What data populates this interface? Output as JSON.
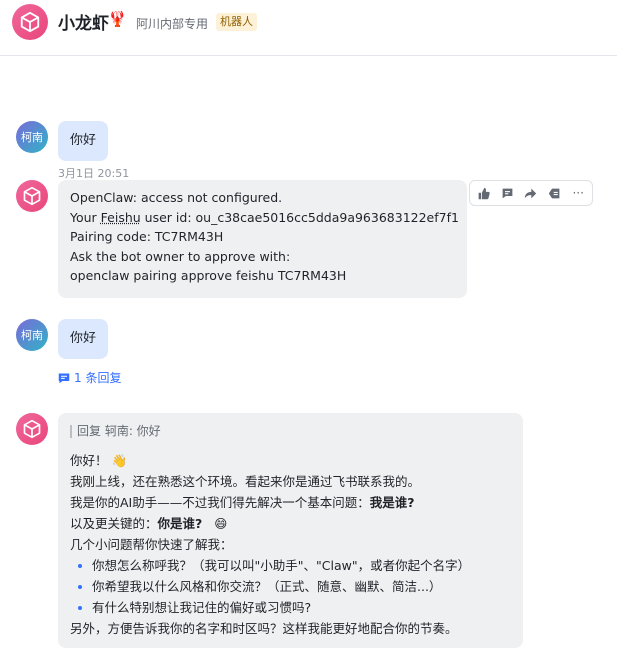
{
  "header": {
    "title": "小龙虾",
    "title_icon": "lobster-icon",
    "subtitle": "阿川内部专用",
    "badge": "机器人"
  },
  "messages": {
    "m1": {
      "avatar_text": "柯南",
      "text": "你好",
      "timestamp": "3月1日 20:51"
    },
    "m2": {
      "lines": [
        "OpenClaw: access not configured.",
        "Pairing code: TC7RM43H",
        "Ask the bot owner to approve with:",
        "openclaw pairing approve feishu TC7RM43H"
      ],
      "userid_prefix": "Your ",
      "userid_link": "Feishu",
      "userid_suffix": " user id: ou_c38cae5016cc5dda9a963683122ef7f1"
    },
    "m3": {
      "avatar_text": "柯南",
      "text": "你好",
      "reply_count": "1 条回复"
    },
    "m4": {
      "quote": "回复 轲南: 你好",
      "greeting": "你好！",
      "line1": "我刚上线，还在熟悉这个环境。看起来你是通过飞书联系我的。",
      "line2_prefix": "我是你的AI助手——不过我们得先解决一个基本问题：",
      "line2_bold": "我是谁?",
      "line3_prefix": "以及更关键的：",
      "line3_bold": "你是谁?",
      "line4": "几个小问题帮你快速了解我：",
      "bullets": [
        "你想怎么称呼我？（我可以叫\"小助手\"、\"Claw\"，或者你起个名字）",
        "你希望我以什么风格和你交流？（正式、随意、幽默、简洁...）",
        "有什么特别想让我记住的偏好或习惯吗?"
      ],
      "closing": "另外，方便告诉我你的名字和时区吗？这样我能更好地配合你的节奏。"
    }
  },
  "toolbar": {
    "buttons": [
      "thumbs-up-icon",
      "comment-icon",
      "forward-icon",
      "reply-icon",
      "more-icon"
    ],
    "more_label": "···"
  },
  "colors": {
    "bot_avatar": "#e9467a",
    "user_bubble": "#dbe8fd",
    "bot_bubble": "#eff0f1",
    "link": "#3370ff"
  }
}
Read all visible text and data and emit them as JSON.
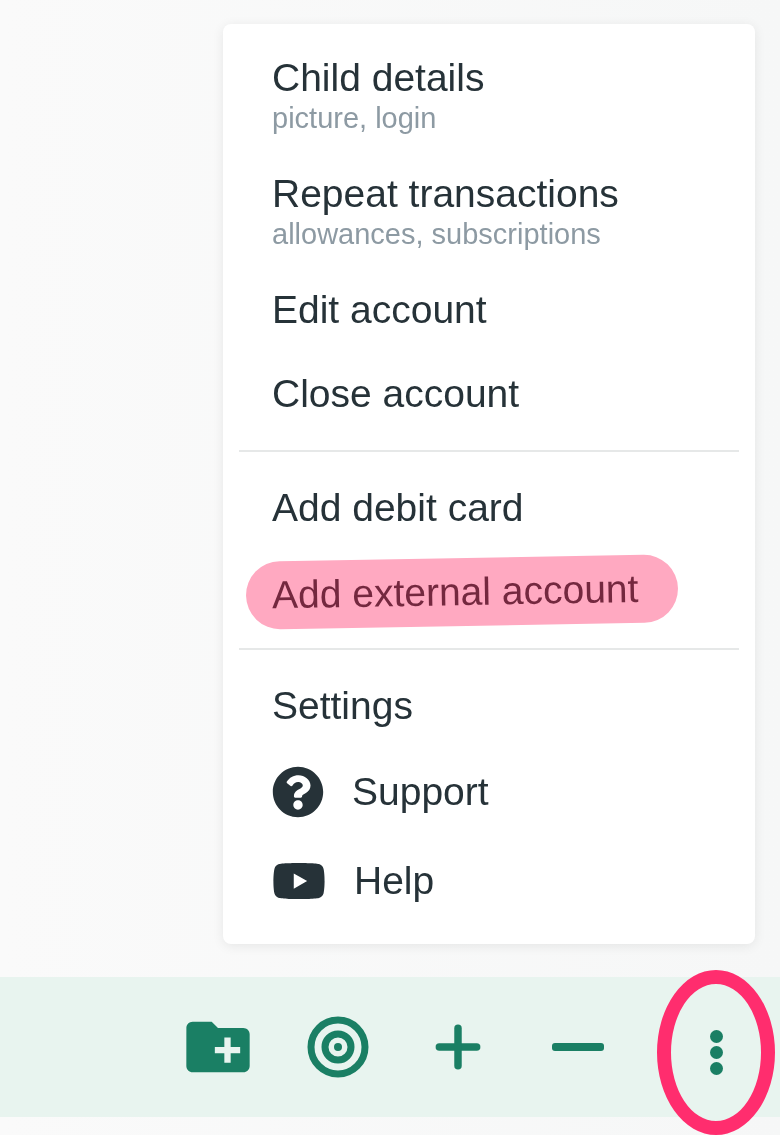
{
  "menu": {
    "groups": [
      {
        "items": [
          {
            "label": "Child details",
            "subtitle": "picture, login",
            "highlighted": false
          },
          {
            "label": "Repeat transactions",
            "subtitle": "allowances, subscriptions",
            "highlighted": false
          },
          {
            "label": "Edit account",
            "highlighted": false
          },
          {
            "label": "Close account",
            "highlighted": false
          }
        ]
      },
      {
        "items": [
          {
            "label": "Add debit card",
            "highlighted": false
          },
          {
            "label": "Add external account",
            "highlighted": true
          }
        ]
      },
      {
        "items": [
          {
            "label": "Settings",
            "highlighted": false
          },
          {
            "label": "Support",
            "kind": "help",
            "highlighted": false
          },
          {
            "label": "Help",
            "kind": "video",
            "highlighted": false
          }
        ]
      }
    ]
  },
  "toolbar": [
    {
      "kind": "new-folder",
      "circled": false
    },
    {
      "kind": "target",
      "circled": false
    },
    {
      "kind": "add",
      "circled": false
    },
    {
      "kind": "subtract",
      "circled": false
    },
    {
      "kind": "more",
      "circled": true
    }
  ]
}
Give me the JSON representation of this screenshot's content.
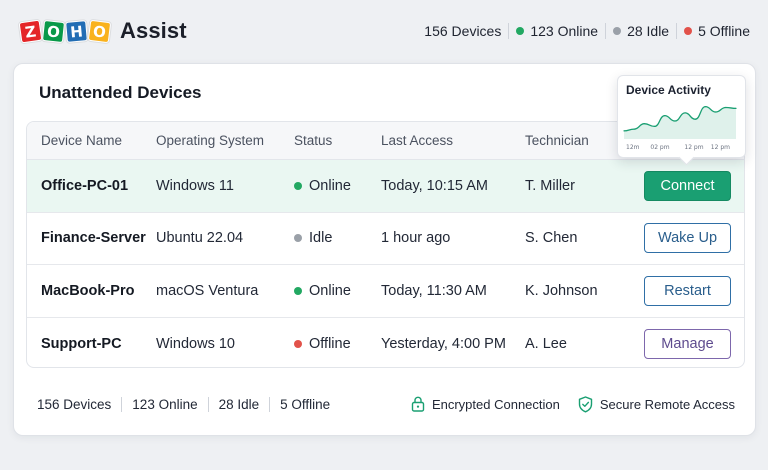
{
  "brand": {
    "logo_letters": [
      "Z",
      "O",
      "H",
      "O"
    ],
    "logo_colors": [
      "#e42527",
      "#089949",
      "#226db4",
      "#f9b21d"
    ],
    "app_name": "Assist"
  },
  "header_stats": [
    {
      "label": "156 Devices",
      "dot": null
    },
    {
      "label": "123 Online",
      "dot": "#22a862"
    },
    {
      "label": "28 Idle",
      "dot": "#9aa0a8"
    },
    {
      "label": "5 Offline",
      "dot": "#e2524a"
    }
  ],
  "card": {
    "title": "Unattended Devices",
    "columns": [
      "Device Name",
      "Operating System",
      "Status",
      "Last Access",
      "Technician"
    ],
    "rows": [
      {
        "device": "Office-PC-01",
        "os": "Windows 11",
        "status": "Online",
        "status_color": "#22a862",
        "last_access": "Today, 10:15 AM",
        "technician": "T. Miller",
        "action": "Connect",
        "action_style": "primary",
        "highlighted": true
      },
      {
        "device": "Finance-Server",
        "os": "Ubuntu 22.04",
        "status": "Idle",
        "status_color": "#9aa0a8",
        "last_access": "1 hour ago",
        "technician": "S. Chen",
        "action": "Wake Up",
        "action_style": "outline-blue",
        "highlighted": false
      },
      {
        "device": "MacBook-Pro",
        "os": "macOS Ventura",
        "status": "Online",
        "status_color": "#22a862",
        "last_access": "Today, 11:30 AM",
        "technician": "K. Johnson",
        "action": "Restart",
        "action_style": "outline-blue",
        "highlighted": false
      },
      {
        "device": "Support-PC",
        "os": "Windows 10",
        "status": "Offline",
        "status_color": "#e2524a",
        "last_access": "Yesterday, 4:00 PM",
        "technician": "A. Lee",
        "action": "Manage",
        "action_style": "outline-purple",
        "highlighted": false
      }
    ]
  },
  "footer": {
    "stats": [
      "156 Devices",
      "123 Online",
      "28 Idle",
      "5 Offline"
    ],
    "security": [
      {
        "label": "Encrypted Connection",
        "icon": "lock-icon"
      },
      {
        "label": "Secure Remote Access",
        "icon": "shield-check-icon"
      }
    ]
  },
  "chart_data": {
    "type": "area",
    "title": "Device Activity",
    "x": [
      "12m",
      "02 pm",
      "12 pm",
      "12 pm"
    ],
    "values": [
      18,
      22,
      34,
      28,
      52,
      40,
      58,
      44,
      72,
      60,
      70,
      68
    ],
    "ylim": [
      0,
      80
    ],
    "grid": false,
    "color": "#1a9f72"
  }
}
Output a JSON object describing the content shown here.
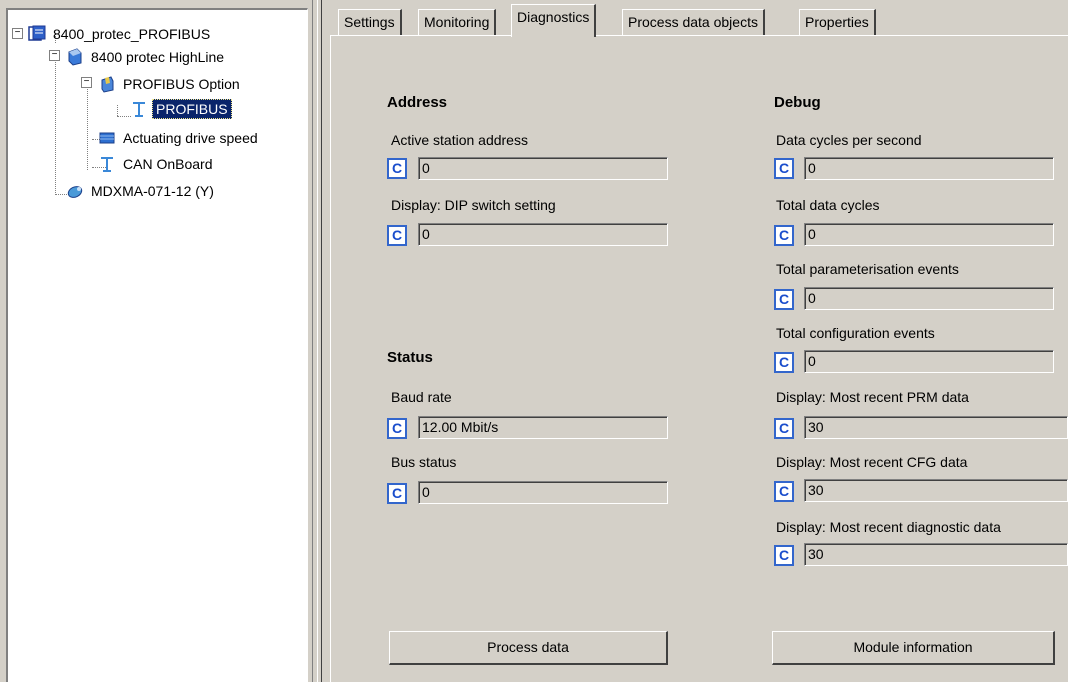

**Brief:** Output the entries above exactly, without their pictures.

**Result of the exercise:**
What data populates this interface? Output as JSON.
{
  "header": {
    "title": "小龙虾",
    "title_icon": "lobster-icon",
    "subtitle": "阿川内部专用",
    "badge": "机器人"
  },
  "messages": {
    "m1": {
      "avatar_text": "柯南",
      "text": "你好",
      "timestamp": "3月1日 20:51"
    },
    "m2": {
      "lines": [
        "OpenClaw: access not configured.",
        "Pairing code: TC7RM43H",
        "Ask the bot owner to approve with:",
        "openclaw pairing approve feishu TC7RM43H"
      ],
      "userid_prefix": "Your ",
      "userid_link": "Feishu",
      "userid_suffix": " user id: ou_c38cae5016cc5dda9a963683122ef7f1"
    },
    "m3": {
      "avatar_text": "柯南",
      "text": "你好",
      "reply_count": "1 条回复"
    },
    "m4": {
      "quote": "回复 轲南: 你好",
      "greeting": "你好！",
      "line1": "我刚上线，还在熟悉这个环境。看起来你是通过飞书联系我的。",
      "line2_prefix": "我是你的AI助手——不过我们得先解决一个基本问题：",
      "line2_bold": "我是谁?",
      "line3_prefix": "以及更关键的：",
      "line3_bold": "你是谁?",
      "line4": "几个小问题帮你快速了解我：",
      "bullets": [
        "你想怎么称呼我？（我可以叫\"小助手\"、\"Claw\"，或者你起个名字）",
        "你希望我以什么风格和你交流？（正式、随意、幽默、简洁...）",
        "有什么特别想让我记住的偏好或习惯吗?"
      ],
      "closing": "另外，方便告诉我你的名字和时区吗？这样我能更好地配合你的节奏。"
    }
  },
  "toolbar": {
    "buttons": [
      "thumbs-up-icon",
      "comment-icon",
      "forward-icon",
      "reply-icon",
      "more-icon"
    ],
    "more_label": "···"
  },
  "colors": {
    "bot_avatar": "#e9467a",
    "user_bubble": "#dbe8fd",
    "bot_bubble": "#eff0f1",
    "link": "#3370ff"
  }
}
Read all visible text and data and emit them as JSON.
{
  "menu": {
    "groups": [
      {
        "items": [
          {
            "label": "Child details",
            "subtitle": "picture, login",
            "highlighted": false
          },
          {
            "label": "Repeat transactions",
            "subtitle": "allowances, subscriptions",
            "highlighted": false
          },
          {
            "label": "Edit account",
            "highlighted": false
          },
          {
            "label": "Close account",
            "highlighted": false
          }
        ]
      },
      {
        "items": [
          {
            "label": "Add debit card",
            "highlighted": false
          },
          {
            "label": "Add external account",
            "highlighted": true
          }
        ]
      },
      {
        "items": [
          {
            "label": "Settings",
            "highlighted": false
          },
          {
            "label": "Support",
            "kind": "help",
            "highlighted": false
          },
          {
            "label": "Help",
            "kind": "video",
            "highlighted": false
          }
        ]
      }
    ]
  },
  "toolbar": [
    {
      "kind": "new-folder",
      "circled": false
    },
    {
      "kind": "target",
      "circled": false
    },
    {
      "kind": "add",
      "circled": false
    },
    {
      "kind": "subtract",
      "circled": false
    },
    {
      "kind": "more",
      "circled": true
    }
  ]
}
Give me the JSON representation of this screenshot's content.
{
  "brand": {
    "logo_letters": [
      "Z",
      "O",
      "H",
      "O"
    ],
    "logo_colors": [
      "#e42527",
      "#089949",
      "#226db4",
      "#f9b21d"
    ],
    "app_name": "Assist"
  },
  "header_stats": [
    {
      "label": "156 Devices",
      "dot": null
    },
    {
      "label": "123 Online",
      "dot": "#22a862"
    },
    {
      "label": "28 Idle",
      "dot": "#9aa0a8"
    },
    {
      "label": "5 Offline",
      "dot": "#e2524a"
    }
  ],
  "card": {
    "title": "Unattended Devices",
    "columns": [
      "Device Name",
      "Operating System",
      "Status",
      "Last Access",
      "Technician"
    ],
    "rows": [
      {
        "device": "Office-PC-01",
        "os": "Windows 11",
        "status": "Online",
        "status_color": "#22a862",
        "last_access": "Today, 10:15 AM",
        "technician": "T. Miller",
        "action": "Connect",
        "action_style": "primary",
        "highlighted": true
      },
      {
        "device": "Finance-Server",
        "os": "Ubuntu 22.04",
        "status": "Idle",
        "status_color": "#9aa0a8",
        "last_access": "1 hour ago",
        "technician": "S. Chen",
        "action": "Wake Up",
        "action_style": "outline-blue",
        "highlighted": false
      },
      {
        "device": "MacBook-Pro",
        "os": "macOS Ventura",
        "status": "Online",
        "status_color": "#22a862",
        "last_access": "Today, 11:30 AM",
        "technician": "K. Johnson",
        "action": "Restart",
        "action_style": "outline-blue",
        "highlighted": false
      },
      {
        "device": "Support-PC",
        "os": "Windows 10",
        "status": "Offline",
        "status_color": "#e2524a",
        "last_access": "Yesterday, 4:00 PM",
        "technician": "A. Lee",
        "action": "Manage",
        "action_style": "outline-purple",
        "highlighted": false
      }
    ]
  },
  "footer": {
    "stats": [
      "156 Devices",
      "123 Online",
      "28 Idle",
      "5 Offline"
    ],
    "security": [
      {
        "label": "Encrypted Connection",
        "icon": "lock-icon"
      },
      {
        "label": "Secure Remote Access",
        "icon": "shield-check-icon"
      }
    ]
  },
  "chart_data": {
    "type": "area",
    "title": "Device Activity",
    "x": [
      "12m",
      "02 pm",
      "12 pm",
      "12 pm"
    ],
    "values": [
      18,
      22,
      34,
      28,
      52,
      40,
      58,
      44,
      72,
      60,
      70,
      68
    ],
    "ylim": [
      0,
      80
    ],
    "grid": false,
    "color": "#1a9f72"
  }
}
Output a JSON object describing the content shown here.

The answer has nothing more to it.